--- What to produce ---
Copy the passage of the Richard Evans text from "Kudos to Sir" up to and including "in Lipstadt’s victory.", swapping "defamation" for "libel".

November 29, 2019 - 10:51am

Kudos to Sir Richard Evans, distinguished historian of the Third Reich and expert witness in the famous Deborah Lipstadt trial in 2000. Lipstadt had called David Irving a “holocaust denier.” Irving sued for defamation and lost. Evans’ testimony was crucial in Lipstadt’s victory.

Given all this, it was disappointing to many when Evans tweeted out that he was going to support Labour notwithstanding the “cancer of anti-Semitism that has infected” it. This ill-judged tweet met with a howl of outrage. Was Evans really saying that a little bit of Jew hatred was a price worth paying for an otherwise anti-austerity and Remain agenda? Anthony Julius nailed it when he wrote in the New Statesman:

“British Jews have heard for some weeks now the argument that the anti-Semitism is all very unfortunate; it is limited (to the leader, to a small fraction in the party enabled by him); there are bigger issues (Brexit, austerity, etc). There is even an implication that it is a little parochial — perhaps even, selfish — of Jews to insist on their own special suffering, their own local fears, in these times of national crisis. So what if the party is contaminated by Jew hatred if it is also the party that will save the country?”

--- Recorded data ---
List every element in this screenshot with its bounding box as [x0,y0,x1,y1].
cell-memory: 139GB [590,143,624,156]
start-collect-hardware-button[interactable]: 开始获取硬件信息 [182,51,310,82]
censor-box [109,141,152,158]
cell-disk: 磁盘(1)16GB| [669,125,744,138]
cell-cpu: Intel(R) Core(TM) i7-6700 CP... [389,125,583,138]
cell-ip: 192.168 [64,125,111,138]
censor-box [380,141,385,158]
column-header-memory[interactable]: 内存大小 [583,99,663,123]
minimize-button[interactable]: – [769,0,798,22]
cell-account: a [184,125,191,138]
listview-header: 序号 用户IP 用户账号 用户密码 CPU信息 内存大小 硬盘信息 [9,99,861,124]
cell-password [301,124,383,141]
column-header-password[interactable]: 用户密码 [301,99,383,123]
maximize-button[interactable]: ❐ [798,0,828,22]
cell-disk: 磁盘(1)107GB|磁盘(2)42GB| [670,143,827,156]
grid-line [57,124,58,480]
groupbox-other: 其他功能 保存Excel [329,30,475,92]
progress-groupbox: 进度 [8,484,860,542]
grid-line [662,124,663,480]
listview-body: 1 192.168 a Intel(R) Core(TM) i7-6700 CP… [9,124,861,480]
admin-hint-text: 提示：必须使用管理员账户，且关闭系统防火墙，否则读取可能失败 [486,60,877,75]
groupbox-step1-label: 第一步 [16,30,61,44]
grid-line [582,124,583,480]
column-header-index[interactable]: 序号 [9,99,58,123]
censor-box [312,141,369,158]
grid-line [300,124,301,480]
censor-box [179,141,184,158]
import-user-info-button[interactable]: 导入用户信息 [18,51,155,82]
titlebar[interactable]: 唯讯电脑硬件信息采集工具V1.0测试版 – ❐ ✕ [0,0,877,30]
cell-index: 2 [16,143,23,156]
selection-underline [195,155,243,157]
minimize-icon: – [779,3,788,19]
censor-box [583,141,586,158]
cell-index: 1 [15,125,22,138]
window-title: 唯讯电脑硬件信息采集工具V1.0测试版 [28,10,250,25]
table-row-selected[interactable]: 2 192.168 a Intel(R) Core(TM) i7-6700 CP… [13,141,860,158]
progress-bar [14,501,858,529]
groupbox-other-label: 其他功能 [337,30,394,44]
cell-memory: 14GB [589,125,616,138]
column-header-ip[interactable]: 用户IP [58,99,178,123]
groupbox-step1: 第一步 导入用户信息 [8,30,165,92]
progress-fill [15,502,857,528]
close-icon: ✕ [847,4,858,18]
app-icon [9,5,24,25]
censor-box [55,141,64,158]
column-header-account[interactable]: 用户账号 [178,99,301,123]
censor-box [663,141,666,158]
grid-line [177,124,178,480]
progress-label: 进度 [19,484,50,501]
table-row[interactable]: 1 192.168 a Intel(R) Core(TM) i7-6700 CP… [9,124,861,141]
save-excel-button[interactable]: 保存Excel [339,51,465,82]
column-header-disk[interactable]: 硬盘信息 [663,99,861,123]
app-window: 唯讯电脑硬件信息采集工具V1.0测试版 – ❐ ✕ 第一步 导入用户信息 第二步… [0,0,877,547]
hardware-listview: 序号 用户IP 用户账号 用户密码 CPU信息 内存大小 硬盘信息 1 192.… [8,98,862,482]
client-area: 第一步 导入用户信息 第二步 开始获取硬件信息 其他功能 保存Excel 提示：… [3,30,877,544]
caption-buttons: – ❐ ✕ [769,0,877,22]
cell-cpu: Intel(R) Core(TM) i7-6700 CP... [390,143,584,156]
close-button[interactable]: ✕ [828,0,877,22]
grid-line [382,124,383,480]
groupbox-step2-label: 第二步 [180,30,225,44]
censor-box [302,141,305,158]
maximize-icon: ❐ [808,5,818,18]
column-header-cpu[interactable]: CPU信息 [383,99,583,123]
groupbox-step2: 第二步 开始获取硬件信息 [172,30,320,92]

--- Problem solution ---
Kudos to Sir Richard Evans, distinguished historian of the Third Reich and expert witness in the famous Deborah Lipstadt trial in 2000. Lipstadt had called David Irving a “holocaust denier.” Irving sued for libel and lost. Evans’ testimony was crucial in Lipstadt’s victory.